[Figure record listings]
+===+
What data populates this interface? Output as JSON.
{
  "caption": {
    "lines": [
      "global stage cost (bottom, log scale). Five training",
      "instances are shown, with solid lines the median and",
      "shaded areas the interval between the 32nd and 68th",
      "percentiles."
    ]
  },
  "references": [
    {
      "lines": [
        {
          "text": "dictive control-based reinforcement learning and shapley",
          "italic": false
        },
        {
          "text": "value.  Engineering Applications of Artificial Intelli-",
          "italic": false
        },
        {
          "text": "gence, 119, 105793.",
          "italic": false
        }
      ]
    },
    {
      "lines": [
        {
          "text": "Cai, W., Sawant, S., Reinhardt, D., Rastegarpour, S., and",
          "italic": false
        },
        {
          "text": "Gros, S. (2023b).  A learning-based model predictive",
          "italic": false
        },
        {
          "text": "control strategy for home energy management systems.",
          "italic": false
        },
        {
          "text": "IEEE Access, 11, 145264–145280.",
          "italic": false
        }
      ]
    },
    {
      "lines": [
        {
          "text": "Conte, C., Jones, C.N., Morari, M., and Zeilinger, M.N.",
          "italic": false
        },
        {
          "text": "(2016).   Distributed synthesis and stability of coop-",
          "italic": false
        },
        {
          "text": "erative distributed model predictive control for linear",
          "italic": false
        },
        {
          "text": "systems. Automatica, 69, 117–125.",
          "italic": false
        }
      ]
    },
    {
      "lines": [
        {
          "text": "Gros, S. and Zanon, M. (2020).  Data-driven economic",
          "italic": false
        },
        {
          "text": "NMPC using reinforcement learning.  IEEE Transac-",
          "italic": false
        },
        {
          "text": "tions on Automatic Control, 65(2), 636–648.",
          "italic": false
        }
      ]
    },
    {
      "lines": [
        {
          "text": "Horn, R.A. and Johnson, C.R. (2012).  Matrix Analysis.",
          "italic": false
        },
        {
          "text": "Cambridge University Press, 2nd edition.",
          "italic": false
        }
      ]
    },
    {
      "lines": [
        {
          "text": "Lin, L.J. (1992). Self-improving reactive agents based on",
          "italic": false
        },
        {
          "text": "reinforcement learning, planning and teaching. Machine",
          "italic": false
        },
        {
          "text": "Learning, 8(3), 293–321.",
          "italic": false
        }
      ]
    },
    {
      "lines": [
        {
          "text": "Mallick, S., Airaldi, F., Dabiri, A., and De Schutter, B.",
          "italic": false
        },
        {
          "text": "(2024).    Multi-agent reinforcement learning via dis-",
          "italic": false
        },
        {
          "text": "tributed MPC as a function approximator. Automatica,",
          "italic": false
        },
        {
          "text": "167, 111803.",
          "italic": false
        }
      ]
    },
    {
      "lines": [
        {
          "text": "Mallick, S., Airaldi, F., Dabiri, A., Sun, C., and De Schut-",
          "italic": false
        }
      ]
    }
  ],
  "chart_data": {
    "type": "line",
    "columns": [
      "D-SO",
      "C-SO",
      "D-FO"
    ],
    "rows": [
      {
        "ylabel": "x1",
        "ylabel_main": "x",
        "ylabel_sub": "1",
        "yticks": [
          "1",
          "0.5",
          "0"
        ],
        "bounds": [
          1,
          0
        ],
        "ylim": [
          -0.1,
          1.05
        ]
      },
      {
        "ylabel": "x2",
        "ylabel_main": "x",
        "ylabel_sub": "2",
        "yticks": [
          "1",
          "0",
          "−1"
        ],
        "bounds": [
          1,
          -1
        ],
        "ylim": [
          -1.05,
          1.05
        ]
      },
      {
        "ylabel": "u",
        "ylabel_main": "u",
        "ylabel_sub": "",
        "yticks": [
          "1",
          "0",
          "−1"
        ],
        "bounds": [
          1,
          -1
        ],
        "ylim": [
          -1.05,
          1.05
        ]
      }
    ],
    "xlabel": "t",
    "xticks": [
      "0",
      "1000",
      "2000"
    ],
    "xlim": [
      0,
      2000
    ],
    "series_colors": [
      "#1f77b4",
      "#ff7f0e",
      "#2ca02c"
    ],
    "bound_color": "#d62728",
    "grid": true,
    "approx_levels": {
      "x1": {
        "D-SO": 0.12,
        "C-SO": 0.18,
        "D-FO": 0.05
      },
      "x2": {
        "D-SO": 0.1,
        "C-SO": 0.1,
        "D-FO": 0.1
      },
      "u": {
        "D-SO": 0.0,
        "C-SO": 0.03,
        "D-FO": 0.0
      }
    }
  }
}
+===+
> [AIM] Lines holding the word "Gros" in the entries above are the ones to pull out. Copy them all.

> [COMPLETED TASK]
          "text": "Gros, S. (2023b).  A learning-based model predictive",
          "text": "Gros, S. and Zanon, M. (2020).  Data-driven economic",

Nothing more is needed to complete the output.